■ **RECORDS SHOWN**:
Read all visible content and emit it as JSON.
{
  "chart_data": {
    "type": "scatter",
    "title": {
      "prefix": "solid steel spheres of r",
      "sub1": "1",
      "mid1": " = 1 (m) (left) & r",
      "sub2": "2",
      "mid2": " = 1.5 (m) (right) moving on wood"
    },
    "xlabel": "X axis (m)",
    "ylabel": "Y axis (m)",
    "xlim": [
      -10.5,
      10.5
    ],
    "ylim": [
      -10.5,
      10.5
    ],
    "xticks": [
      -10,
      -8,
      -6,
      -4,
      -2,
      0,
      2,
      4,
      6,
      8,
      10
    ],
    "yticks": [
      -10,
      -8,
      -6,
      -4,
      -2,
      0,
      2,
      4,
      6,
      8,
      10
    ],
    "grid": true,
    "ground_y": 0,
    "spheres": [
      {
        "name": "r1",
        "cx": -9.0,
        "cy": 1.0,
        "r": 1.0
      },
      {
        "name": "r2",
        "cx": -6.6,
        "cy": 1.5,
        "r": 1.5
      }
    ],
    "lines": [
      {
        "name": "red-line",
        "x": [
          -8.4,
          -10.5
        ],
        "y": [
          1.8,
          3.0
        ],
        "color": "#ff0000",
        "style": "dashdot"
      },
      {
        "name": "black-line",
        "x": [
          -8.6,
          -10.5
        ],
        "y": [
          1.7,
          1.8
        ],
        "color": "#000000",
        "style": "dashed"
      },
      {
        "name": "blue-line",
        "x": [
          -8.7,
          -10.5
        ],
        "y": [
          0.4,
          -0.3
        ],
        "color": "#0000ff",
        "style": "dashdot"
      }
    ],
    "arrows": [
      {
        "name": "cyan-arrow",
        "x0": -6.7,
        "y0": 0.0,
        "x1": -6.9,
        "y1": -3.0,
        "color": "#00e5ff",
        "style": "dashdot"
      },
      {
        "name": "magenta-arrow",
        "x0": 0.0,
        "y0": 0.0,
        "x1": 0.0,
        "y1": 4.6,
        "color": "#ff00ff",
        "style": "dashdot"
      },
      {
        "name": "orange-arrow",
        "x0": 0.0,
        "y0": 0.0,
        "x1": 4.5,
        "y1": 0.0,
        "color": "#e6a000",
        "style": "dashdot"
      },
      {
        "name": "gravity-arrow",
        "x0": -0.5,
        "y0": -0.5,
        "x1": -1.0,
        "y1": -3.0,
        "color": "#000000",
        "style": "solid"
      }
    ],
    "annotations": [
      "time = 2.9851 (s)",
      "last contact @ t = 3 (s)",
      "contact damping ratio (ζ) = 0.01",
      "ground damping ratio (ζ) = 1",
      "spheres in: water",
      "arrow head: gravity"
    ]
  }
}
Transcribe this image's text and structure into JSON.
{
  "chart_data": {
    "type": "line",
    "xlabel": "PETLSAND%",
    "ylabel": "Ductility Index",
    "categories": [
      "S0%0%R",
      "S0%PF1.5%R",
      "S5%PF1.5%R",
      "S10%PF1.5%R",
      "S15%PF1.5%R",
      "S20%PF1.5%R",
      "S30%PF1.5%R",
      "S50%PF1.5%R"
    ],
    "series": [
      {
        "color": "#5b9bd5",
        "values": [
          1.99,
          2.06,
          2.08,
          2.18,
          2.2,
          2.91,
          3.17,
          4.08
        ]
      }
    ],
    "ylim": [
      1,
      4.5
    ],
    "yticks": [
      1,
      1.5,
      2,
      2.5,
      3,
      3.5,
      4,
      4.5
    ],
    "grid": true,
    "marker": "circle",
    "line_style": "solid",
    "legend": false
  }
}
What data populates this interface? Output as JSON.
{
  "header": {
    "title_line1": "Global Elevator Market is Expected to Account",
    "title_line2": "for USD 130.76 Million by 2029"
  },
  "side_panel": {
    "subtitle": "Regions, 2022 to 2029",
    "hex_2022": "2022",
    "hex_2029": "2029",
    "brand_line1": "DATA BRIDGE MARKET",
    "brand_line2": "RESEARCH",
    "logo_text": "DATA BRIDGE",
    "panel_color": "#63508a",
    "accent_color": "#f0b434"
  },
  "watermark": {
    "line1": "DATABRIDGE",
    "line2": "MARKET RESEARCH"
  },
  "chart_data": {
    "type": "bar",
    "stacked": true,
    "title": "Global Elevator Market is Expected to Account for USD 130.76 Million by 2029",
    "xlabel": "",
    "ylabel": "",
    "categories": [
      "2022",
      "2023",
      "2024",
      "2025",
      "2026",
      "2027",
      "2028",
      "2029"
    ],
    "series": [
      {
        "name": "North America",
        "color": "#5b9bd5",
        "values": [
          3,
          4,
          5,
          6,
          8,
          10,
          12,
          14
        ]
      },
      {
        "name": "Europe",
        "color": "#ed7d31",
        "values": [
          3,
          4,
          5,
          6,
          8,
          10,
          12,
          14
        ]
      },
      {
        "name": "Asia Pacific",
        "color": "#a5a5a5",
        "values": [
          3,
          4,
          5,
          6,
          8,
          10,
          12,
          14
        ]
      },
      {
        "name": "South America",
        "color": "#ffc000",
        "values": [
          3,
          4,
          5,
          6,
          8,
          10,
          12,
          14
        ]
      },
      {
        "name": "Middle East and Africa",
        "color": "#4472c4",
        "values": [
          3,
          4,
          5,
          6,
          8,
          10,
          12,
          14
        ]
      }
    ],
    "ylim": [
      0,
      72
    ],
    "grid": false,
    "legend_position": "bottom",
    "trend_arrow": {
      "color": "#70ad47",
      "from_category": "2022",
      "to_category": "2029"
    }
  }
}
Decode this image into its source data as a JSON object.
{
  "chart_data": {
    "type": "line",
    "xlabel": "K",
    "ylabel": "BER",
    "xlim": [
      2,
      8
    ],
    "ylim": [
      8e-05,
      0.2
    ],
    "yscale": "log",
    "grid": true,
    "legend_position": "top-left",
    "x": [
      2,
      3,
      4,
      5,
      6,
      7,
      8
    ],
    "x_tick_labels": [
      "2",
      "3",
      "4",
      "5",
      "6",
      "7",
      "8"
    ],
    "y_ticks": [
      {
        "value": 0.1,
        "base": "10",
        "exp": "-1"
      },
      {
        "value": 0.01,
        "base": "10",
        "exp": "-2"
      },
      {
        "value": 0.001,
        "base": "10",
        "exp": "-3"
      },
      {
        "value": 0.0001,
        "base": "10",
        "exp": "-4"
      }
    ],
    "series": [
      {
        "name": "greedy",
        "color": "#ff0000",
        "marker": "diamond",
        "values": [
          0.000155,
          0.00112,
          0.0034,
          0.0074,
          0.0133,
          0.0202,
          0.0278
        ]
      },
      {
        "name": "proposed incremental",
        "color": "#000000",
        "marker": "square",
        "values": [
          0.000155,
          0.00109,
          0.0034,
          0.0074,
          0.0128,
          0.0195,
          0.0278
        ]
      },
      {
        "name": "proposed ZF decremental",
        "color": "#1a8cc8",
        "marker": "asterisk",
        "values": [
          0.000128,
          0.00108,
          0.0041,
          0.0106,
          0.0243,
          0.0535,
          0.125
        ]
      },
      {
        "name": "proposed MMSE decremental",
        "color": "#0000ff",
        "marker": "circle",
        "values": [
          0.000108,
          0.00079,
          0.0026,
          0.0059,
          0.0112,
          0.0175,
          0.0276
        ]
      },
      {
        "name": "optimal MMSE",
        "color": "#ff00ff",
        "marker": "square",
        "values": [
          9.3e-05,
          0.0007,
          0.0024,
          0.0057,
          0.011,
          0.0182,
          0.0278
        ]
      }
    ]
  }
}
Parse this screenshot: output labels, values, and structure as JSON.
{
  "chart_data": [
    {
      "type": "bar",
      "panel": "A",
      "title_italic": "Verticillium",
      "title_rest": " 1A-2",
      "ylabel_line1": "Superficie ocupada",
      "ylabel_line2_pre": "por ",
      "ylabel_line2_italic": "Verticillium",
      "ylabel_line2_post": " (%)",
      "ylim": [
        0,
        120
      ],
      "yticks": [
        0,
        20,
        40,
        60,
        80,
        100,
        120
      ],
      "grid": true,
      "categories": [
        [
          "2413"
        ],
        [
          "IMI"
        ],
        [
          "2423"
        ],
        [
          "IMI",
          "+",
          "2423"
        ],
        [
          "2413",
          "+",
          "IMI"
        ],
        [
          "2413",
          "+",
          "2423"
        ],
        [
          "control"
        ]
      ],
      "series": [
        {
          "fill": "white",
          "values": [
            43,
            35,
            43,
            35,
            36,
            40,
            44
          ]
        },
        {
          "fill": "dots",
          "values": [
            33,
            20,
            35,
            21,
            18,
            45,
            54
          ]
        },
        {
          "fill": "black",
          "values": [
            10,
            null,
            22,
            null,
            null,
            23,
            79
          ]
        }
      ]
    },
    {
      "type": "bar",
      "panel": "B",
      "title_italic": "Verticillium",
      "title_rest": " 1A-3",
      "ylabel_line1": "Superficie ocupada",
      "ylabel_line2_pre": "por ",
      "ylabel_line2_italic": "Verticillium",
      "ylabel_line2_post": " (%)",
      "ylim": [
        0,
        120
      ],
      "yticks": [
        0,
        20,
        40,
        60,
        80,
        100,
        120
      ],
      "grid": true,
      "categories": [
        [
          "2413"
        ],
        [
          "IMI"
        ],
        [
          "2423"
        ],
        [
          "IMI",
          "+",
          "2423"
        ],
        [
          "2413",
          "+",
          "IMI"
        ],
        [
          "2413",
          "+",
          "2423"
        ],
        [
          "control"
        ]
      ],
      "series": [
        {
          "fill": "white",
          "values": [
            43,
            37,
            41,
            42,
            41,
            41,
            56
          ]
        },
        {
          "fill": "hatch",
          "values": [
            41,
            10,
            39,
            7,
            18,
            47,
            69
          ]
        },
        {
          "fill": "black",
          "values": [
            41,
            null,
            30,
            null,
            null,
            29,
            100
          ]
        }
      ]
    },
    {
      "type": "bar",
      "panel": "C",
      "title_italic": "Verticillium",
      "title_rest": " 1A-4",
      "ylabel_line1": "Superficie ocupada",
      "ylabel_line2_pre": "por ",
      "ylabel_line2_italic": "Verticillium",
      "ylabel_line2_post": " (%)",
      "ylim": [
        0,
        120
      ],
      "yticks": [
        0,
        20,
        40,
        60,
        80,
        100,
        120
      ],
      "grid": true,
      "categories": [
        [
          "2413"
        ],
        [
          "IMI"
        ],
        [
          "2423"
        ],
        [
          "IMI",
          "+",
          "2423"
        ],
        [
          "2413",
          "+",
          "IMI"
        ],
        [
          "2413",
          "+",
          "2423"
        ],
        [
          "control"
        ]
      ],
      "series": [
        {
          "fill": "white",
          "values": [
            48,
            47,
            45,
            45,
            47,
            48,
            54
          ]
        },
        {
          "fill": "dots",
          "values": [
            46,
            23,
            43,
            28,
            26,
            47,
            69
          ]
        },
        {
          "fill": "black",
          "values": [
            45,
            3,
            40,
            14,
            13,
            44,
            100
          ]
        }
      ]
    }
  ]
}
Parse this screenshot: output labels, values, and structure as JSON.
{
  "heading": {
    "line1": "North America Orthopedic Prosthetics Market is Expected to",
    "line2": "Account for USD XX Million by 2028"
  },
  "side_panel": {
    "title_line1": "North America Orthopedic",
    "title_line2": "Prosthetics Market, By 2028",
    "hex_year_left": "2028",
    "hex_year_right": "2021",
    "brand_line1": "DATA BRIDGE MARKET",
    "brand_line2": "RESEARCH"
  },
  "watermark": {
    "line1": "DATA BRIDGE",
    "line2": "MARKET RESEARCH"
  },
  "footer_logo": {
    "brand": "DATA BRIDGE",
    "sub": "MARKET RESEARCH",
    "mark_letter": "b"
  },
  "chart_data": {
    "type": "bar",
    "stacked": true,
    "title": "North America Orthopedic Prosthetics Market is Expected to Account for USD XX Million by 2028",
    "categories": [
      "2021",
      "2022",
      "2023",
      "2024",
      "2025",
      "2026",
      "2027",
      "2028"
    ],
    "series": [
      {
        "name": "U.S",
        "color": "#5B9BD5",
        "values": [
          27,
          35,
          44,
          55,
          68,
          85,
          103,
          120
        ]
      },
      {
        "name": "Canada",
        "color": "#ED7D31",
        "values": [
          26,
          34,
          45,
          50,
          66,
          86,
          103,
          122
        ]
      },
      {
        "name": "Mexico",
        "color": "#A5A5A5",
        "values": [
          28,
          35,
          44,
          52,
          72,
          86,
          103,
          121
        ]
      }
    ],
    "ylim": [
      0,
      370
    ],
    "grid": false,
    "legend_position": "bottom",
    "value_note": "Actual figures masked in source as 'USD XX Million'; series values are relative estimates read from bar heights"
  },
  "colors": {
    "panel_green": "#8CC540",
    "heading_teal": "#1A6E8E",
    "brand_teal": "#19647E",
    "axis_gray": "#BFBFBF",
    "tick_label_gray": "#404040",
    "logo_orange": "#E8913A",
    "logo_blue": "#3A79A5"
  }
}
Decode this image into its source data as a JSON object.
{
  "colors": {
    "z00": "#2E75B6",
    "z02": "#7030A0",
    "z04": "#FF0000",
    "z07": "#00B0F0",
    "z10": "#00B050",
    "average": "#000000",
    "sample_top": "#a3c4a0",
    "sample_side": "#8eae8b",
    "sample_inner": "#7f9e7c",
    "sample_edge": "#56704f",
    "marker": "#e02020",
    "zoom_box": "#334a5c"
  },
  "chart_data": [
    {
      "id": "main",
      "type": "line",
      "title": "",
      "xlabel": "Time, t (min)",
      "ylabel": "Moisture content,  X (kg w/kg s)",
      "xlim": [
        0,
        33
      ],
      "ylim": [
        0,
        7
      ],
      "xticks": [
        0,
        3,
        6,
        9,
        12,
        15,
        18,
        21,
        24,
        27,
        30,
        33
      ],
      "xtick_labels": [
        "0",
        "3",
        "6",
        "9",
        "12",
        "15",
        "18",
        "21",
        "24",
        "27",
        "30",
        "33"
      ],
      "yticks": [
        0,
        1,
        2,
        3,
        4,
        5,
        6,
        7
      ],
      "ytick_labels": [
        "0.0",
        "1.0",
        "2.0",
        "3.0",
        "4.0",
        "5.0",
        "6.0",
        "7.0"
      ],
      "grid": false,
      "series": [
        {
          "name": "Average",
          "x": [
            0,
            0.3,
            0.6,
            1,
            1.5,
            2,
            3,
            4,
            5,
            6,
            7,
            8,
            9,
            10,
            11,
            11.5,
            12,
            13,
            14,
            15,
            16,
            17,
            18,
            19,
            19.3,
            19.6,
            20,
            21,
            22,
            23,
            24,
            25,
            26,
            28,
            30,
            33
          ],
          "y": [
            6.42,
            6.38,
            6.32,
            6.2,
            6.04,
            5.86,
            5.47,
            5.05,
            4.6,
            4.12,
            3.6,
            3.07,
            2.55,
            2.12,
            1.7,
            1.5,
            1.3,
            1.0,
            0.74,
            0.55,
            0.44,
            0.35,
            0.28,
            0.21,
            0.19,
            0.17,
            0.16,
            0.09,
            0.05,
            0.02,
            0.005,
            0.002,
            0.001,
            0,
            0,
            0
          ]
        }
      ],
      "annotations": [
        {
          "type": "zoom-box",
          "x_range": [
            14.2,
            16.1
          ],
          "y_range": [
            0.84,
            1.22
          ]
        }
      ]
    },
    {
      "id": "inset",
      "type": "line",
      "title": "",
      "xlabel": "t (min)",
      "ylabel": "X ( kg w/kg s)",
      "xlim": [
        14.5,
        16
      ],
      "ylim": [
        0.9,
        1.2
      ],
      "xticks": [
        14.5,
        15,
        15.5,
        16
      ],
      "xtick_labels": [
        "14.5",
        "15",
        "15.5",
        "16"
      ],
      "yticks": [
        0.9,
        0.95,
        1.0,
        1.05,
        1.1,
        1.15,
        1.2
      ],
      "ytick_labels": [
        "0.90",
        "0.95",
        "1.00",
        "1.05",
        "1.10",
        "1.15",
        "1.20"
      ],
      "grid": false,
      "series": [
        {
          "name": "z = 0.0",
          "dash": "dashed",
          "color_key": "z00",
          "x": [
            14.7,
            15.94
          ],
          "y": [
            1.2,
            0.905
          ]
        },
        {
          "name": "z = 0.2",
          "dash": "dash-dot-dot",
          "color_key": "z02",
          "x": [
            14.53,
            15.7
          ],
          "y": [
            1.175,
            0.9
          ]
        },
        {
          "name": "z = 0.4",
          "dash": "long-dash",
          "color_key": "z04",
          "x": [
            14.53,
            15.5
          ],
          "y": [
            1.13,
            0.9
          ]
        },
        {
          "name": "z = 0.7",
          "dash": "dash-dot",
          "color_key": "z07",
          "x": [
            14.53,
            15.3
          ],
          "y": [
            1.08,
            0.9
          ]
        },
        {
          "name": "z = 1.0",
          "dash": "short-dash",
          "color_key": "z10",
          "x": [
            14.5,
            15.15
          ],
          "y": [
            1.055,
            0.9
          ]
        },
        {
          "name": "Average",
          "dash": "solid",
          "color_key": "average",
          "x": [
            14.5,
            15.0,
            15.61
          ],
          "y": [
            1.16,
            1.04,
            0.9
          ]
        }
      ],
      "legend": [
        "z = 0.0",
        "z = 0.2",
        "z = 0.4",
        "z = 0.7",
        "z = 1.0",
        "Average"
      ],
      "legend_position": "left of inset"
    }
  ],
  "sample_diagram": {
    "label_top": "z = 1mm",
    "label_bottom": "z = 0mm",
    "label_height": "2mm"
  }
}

■ **WHAT IS NEEDED**: Go through the data and gather every line that holds "marker".

■ **TASK OUTPUT**:
    "marker": "circle",
        "marker": "diamond",
        "marker": "square",
        "marker": "asterisk",
        "marker": "circle",
        "marker": "square",
    "marker": "#e02020",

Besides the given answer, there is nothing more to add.